| WORK TO DO |
Give the listing below again in full, exactly as written.

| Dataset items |
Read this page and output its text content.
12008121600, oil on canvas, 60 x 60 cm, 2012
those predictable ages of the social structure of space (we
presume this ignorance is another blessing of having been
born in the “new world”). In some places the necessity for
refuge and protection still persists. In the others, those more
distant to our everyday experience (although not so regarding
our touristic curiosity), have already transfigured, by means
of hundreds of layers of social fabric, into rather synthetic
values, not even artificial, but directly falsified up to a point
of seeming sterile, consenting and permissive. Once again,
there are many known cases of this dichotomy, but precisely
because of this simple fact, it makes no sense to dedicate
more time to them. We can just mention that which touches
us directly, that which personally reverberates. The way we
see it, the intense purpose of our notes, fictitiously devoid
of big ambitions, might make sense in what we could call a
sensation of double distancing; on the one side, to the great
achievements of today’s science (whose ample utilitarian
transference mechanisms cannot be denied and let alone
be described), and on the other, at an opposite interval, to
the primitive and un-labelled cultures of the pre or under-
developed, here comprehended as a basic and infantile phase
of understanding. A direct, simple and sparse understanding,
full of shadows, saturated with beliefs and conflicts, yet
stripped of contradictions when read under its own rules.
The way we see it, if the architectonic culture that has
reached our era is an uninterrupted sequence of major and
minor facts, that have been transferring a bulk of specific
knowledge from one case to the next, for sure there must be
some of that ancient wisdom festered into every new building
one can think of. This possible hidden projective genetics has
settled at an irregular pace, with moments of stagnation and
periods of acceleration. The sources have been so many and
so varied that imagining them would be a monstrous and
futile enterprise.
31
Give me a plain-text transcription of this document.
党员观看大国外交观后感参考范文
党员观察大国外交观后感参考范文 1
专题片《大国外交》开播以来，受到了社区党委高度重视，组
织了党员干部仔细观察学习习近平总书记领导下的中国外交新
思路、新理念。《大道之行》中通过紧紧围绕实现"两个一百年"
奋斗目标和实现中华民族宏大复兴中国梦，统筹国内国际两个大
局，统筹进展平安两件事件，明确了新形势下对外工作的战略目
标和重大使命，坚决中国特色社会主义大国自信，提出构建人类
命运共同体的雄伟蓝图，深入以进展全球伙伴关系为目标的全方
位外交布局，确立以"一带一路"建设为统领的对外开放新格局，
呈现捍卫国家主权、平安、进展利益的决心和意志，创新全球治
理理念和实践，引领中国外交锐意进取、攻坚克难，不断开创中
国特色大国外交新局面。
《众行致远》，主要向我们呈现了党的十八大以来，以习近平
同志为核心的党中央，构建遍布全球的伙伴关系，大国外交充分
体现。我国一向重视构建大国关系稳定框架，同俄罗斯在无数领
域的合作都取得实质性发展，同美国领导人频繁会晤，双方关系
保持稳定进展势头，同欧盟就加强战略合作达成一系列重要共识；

| FINAL RESULT |
Read this page and output its text content.
12008121600, oil on canvas, 60 x 60 cm, 2012
those predictable ages of the social structure of space (we
presume this ignorance is another blessing of having been
born in the “new world”). In some places the necessity for
refuge and protection still persists. In the others, those more
distant to our everyday experience (although not so regarding
our touristic curiosity), have already transfigured, by means
of hundreds of layers of social fabric, into rather synthetic
values, not even artificial, but directly falsified up to a point
of seeming sterile, consenting and permissive. Once again,
there are many known cases of this dichotomy, but precisely
because of this simple fact, it makes no sense to dedicate
more time to them. We can just mention that which touches
us directly, that which personally reverberates. The way we
see it, the intense purpose of our notes, fictitiously devoid
of big ambitions, might make sense in what we could call a
sensation of double distancing; on the one side, to the great
achievements of today’s science (whose ample utilitarian
transference mechanisms cannot be denied and let alone
be described), and on the other, at an opposite interval, to
the primitive and un-labelled cultures of the pre or under-
developed, here comprehended as a basic and infantile phase
of understanding. A direct, simple and sparse understanding,
full of shadows, saturated with beliefs and conflicts, yet
stripped of contradictions when read under its own rules.
The way we see it, if the architectonic culture that has
reached our era is an uninterrupted sequence of major and
minor facts, that have been transferring a bulk of specific
knowledge from one case to the next, for sure there must be
some of that ancient wisdom festered into every new building
one can think of. This possible hidden projective genetics has
settled at an irregular pace, with moments of stagnation and
periods of acceleration. The sources have been so many and
so varied that imagining them would be a monstrous and
futile enterprise.
31
Give me a plain-text transcription of this document.
党员观看大国外交观后感参考范文
党员观察大国外交观后感参考范文 1
专题片《大国外交》开播以来，受到了社区党委高度重视，组
织了党员干部仔细观察学习习近平总书记领导下的中国外交新
思路、新理念。《大道之行》中通过紧紧围绕实现"两个一百年"
奋斗目标和实现中华民族宏大复兴中国梦，统筹国内国际两个大
局，统筹进展平安两件事件，明确了新形势下对外工作的战略目
标和重大使命，坚决中国特色社会主义大国自信，提出构建人类
命运共同体的雄伟蓝图，深入以进展全球伙伴关系为目标的全方
位外交布局，确立以"一带一路"建设为统领的对外开放新格局，
呈现捍卫国家主权、平安、进展利益的决心和意志，创新全球治
理理念和实践，引领中国外交锐意进取、攻坚克难，不断开创中
国特色大国外交新局面。
《众行致远》，主要向我们呈现了党的十八大以来，以习近平
同志为核心的党中央，构建遍布全球的伙伴关系，大国外交充分
体现。我国一向重视构建大国关系稳定框架，同俄罗斯在无数领
域的合作都取得实质性发展，同美国领导人频繁会晤，双方关系
保持稳定进展势头，同欧盟就加强战略合作达成一系列重要共识；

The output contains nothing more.